Problem statement ▸
Every line of the records below should be restated exactly.

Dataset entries
---------------
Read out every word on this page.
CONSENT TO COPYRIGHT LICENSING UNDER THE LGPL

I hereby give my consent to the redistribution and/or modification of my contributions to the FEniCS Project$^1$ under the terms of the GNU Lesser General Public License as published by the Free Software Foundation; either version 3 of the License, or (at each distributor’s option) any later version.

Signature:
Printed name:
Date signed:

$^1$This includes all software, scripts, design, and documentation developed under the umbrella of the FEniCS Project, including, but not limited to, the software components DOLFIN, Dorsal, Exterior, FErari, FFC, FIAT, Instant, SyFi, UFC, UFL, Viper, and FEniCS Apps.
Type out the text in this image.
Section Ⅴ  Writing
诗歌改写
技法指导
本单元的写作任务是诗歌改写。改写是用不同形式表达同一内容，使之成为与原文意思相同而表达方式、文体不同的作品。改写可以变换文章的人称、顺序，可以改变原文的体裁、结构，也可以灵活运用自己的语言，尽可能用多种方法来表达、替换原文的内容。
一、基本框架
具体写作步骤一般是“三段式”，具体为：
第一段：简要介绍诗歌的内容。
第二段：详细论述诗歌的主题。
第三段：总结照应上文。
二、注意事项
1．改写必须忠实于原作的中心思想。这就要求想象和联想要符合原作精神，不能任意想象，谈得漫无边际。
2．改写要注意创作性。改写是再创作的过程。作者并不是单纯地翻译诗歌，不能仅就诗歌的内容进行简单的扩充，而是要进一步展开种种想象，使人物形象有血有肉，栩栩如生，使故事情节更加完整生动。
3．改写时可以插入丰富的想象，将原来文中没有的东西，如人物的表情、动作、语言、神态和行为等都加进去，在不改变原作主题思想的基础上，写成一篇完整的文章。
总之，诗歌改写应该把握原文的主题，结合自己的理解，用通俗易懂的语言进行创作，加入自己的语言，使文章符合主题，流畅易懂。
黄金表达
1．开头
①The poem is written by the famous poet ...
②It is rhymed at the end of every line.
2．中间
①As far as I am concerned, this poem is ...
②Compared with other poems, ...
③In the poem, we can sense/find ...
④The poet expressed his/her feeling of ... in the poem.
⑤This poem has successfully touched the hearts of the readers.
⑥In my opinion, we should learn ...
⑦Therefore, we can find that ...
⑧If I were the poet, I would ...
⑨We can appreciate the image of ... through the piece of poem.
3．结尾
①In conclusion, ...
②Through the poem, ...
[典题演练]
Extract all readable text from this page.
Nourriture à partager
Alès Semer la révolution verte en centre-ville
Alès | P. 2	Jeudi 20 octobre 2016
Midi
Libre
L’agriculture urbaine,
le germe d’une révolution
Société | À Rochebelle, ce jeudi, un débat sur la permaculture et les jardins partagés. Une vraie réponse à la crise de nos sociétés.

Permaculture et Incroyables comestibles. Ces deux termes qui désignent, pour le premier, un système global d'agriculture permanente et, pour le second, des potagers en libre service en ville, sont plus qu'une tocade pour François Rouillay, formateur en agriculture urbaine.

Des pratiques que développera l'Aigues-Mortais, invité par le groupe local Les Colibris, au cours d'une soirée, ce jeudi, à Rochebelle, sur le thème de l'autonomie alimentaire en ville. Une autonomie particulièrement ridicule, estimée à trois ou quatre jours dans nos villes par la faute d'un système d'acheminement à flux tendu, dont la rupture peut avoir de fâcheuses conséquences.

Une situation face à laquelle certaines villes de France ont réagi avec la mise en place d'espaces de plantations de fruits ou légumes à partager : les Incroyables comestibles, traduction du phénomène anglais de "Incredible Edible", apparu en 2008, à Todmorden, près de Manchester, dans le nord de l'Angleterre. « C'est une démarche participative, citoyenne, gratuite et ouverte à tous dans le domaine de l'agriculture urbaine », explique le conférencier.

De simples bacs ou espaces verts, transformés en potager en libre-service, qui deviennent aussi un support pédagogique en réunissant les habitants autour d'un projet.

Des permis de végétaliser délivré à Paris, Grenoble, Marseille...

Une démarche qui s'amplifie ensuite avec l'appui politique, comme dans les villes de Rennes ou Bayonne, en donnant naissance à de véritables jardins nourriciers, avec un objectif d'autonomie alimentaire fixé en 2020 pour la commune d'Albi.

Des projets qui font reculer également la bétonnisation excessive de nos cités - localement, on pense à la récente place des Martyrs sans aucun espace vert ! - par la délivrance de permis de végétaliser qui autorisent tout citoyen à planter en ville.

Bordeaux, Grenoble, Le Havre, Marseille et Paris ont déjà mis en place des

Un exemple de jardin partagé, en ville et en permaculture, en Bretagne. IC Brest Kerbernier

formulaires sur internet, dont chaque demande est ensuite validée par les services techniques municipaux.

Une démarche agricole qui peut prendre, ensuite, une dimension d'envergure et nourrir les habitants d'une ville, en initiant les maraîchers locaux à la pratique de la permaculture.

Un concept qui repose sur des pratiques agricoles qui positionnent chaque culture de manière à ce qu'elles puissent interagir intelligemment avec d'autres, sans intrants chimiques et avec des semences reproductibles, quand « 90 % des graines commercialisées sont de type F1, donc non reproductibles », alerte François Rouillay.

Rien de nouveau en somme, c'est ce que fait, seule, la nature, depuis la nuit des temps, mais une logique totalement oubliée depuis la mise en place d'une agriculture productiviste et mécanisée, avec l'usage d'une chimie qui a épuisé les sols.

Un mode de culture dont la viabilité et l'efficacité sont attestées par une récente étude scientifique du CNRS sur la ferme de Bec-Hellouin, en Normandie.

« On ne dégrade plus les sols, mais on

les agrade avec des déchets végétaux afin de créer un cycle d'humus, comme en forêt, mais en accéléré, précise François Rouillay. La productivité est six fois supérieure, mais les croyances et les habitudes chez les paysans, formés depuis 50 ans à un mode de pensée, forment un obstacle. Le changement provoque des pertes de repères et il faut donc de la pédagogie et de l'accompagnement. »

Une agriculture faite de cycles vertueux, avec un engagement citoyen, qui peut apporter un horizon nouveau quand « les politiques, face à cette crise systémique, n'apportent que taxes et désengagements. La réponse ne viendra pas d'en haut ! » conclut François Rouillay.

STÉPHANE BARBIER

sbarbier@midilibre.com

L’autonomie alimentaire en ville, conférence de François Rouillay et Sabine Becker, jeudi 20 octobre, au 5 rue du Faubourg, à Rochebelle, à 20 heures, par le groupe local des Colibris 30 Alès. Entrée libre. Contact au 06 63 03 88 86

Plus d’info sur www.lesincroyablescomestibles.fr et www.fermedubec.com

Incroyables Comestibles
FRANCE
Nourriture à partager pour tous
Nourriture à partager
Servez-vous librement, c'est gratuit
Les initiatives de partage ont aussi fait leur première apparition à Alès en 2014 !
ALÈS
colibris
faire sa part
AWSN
---------------
Right answer ▸
Read out every word on this page.
CONSENT TO COPYRIGHT LICENSING UNDER THE LGPL

I hereby give my consent to the redistribution and/or modification of my contributions to the FEniCS Project$^1$ under the terms of the GNU Lesser General Public License as published by the Free Software Foundation; either version 3 of the License, or (at each distributor’s option) any later version.

Signature:
Printed name:
Date signed:

$^1$This includes all software, scripts, design, and documentation developed under the umbrella of the FEniCS Project, including, but not limited to, the software components DOLFIN, Dorsal, Exterior, FErari, FFC, FIAT, Instant, SyFi, UFC, UFL, Viper, and FEniCS Apps.
Type out the text in this image.
Section Ⅴ  Writing
诗歌改写
技法指导
本单元的写作任务是诗歌改写。改写是用不同形式表达同一内容，使之成为与原文意思相同而表达方式、文体不同的作品。改写可以变换文章的人称、顺序，可以改变原文的体裁、结构，也可以灵活运用自己的语言，尽可能用多种方法来表达、替换原文的内容。
一、基本框架
具体写作步骤一般是“三段式”，具体为：
第一段：简要介绍诗歌的内容。
第二段：详细论述诗歌的主题。
第三段：总结照应上文。
二、注意事项
1．改写必须忠实于原作的中心思想。这就要求想象和联想要符合原作精神，不能任意想象，谈得漫无边际。
2．改写要注意创作性。改写是再创作的过程。作者并不是单纯地翻译诗歌，不能仅就诗歌的内容进行简单的扩充，而是要进一步展开种种想象，使人物形象有血有肉，栩栩如生，使故事情节更加完整生动。
3．改写时可以插入丰富的想象，将原来文中没有的东西，如人物的表情、动作、语言、神态和行为等都加进去，在不改变原作主题思想的基础上，写成一篇完整的文章。
总之，诗歌改写应该把握原文的主题，结合自己的理解，用通俗易懂的语言进行创作，加入自己的语言，使文章符合主题，流畅易懂。
黄金表达
1．开头
①The poem is written by the famous poet ...
②It is rhymed at the end of every line.
2．中间
①As far as I am concerned, this poem is ...
②Compared with other poems, ...
③In the poem, we can sense/find ...
④The poet expressed his/her feeling of ... in the poem.
⑤This poem has successfully touched the hearts of the readers.
⑥In my opinion, we should learn ...
⑦Therefore, we can find that ...
⑧If I were the poet, I would ...
⑨We can appreciate the image of ... through the piece of poem.
3．结尾
①In conclusion, ...
②Through the poem, ...
[典题演练]
Extract all readable text from this page.
Nourriture à partager
Alès Semer la révolution verte en centre-ville
Alès | P. 2	Jeudi 20 octobre 2016
Midi
Libre
L’agriculture urbaine,
le germe d’une révolution
Société | À Rochebelle, ce jeudi, un débat sur la permaculture et les jardins partagés. Une vraie réponse à la crise de nos sociétés.

Permaculture et Incroyables comestibles. Ces deux termes qui désignent, pour le premier, un système global d'agriculture permanente et, pour le second, des potagers en libre service en ville, sont plus qu'une tocade pour François Rouillay, formateur en agriculture urbaine.

Des pratiques que développera l'Aigues-Mortais, invité par le groupe local Les Colibris, au cours d'une soirée, ce jeudi, à Rochebelle, sur le thème de l'autonomie alimentaire en ville. Une autonomie particulièrement ridicule, estimée à trois ou quatre jours dans nos villes par la faute d'un système d'acheminement à flux tendu, dont la rupture peut avoir de fâcheuses conséquences.

Une situation face à laquelle certaines villes de France ont réagi avec la mise en place d'espaces de plantations de fruits ou légumes à partager : les Incroyables comestibles, traduction du phénomène anglais de "Incredible Edible", apparu en 2008, à Todmorden, près de Manchester, dans le nord de l'Angleterre. « C'est une démarche participative, citoyenne, gratuite et ouverte à tous dans le domaine de l'agriculture urbaine », explique le conférencier.

De simples bacs ou espaces verts, transformés en potager en libre-service, qui deviennent aussi un support pédagogique en réunissant les habitants autour d'un projet.

Des permis de végétaliser délivré à Paris, Grenoble, Marseille...

Une démarche qui s'amplifie ensuite avec l'appui politique, comme dans les villes de Rennes ou Bayonne, en donnant naissance à de véritables jardins nourriciers, avec un objectif d'autonomie alimentaire fixé en 2020 pour la commune d'Albi.

Des projets qui font reculer également la bétonnisation excessive de nos cités - localement, on pense à la récente place des Martyrs sans aucun espace vert ! - par la délivrance de permis de végétaliser qui autorisent tout citoyen à planter en ville.

Bordeaux, Grenoble, Le Havre, Marseille et Paris ont déjà mis en place des

Un exemple de jardin partagé, en ville et en permaculture, en Bretagne. IC Brest Kerbernier

formulaires sur internet, dont chaque demande est ensuite validée par les services techniques municipaux.

Une démarche agricole qui peut prendre, ensuite, une dimension d'envergure et nourrir les habitants d'une ville, en initiant les maraîchers locaux à la pratique de la permaculture.

Un concept qui repose sur des pratiques agricoles qui positionnent chaque culture de manière à ce qu'elles puissent interagir intelligemment avec d'autres, sans intrants chimiques et avec des semences reproductibles, quand « 90 % des graines commercialisées sont de type F1, donc non reproductibles », alerte François Rouillay.

Rien de nouveau en somme, c'est ce que fait, seule, la nature, depuis la nuit des temps, mais une logique totalement oubliée depuis la mise en place d'une agriculture productiviste et mécanisée, avec l'usage d'une chimie qui a épuisé les sols.

Un mode de culture dont la viabilité et l'efficacité sont attestées par une récente étude scientifique du CNRS sur la ferme de Bec-Hellouin, en Normandie.

« On ne dégrade plus les sols, mais on

les agrade avec des déchets végétaux afin de créer un cycle d'humus, comme en forêt, mais en accéléré, précise François Rouillay. La productivité est six fois supérieure, mais les croyances et les habitudes chez les paysans, formés depuis 50 ans à un mode de pensée, forment un obstacle. Le changement provoque des pertes de repères et il faut donc de la pédagogie et de l'accompagnement. »

Une agriculture faite de cycles vertueux, avec un engagement citoyen, qui peut apporter un horizon nouveau quand « les politiques, face à cette crise systémique, n'apportent que taxes et désengagements. La réponse ne viendra pas d'en haut ! » conclut François Rouillay.

STÉPHANE BARBIER

sbarbier@midilibre.com

L’autonomie alimentaire en ville, conférence de François Rouillay et Sabine Becker, jeudi 20 octobre, au 5 rue du Faubourg, à Rochebelle, à 20 heures, par le groupe local des Colibris 30 Alès. Entrée libre. Contact au 06 63 03 88 86

Plus d’info sur www.lesincroyablescomestibles.fr et www.fermedubec.com

Incroyables Comestibles
FRANCE
Nourriture à partager pour tous
Nourriture à partager
Servez-vous librement, c'est gratuit
Les initiatives de partage ont aussi fait leur première apparition à Alès en 2014 !
ALÈS
colibris
faire sa part
AWSN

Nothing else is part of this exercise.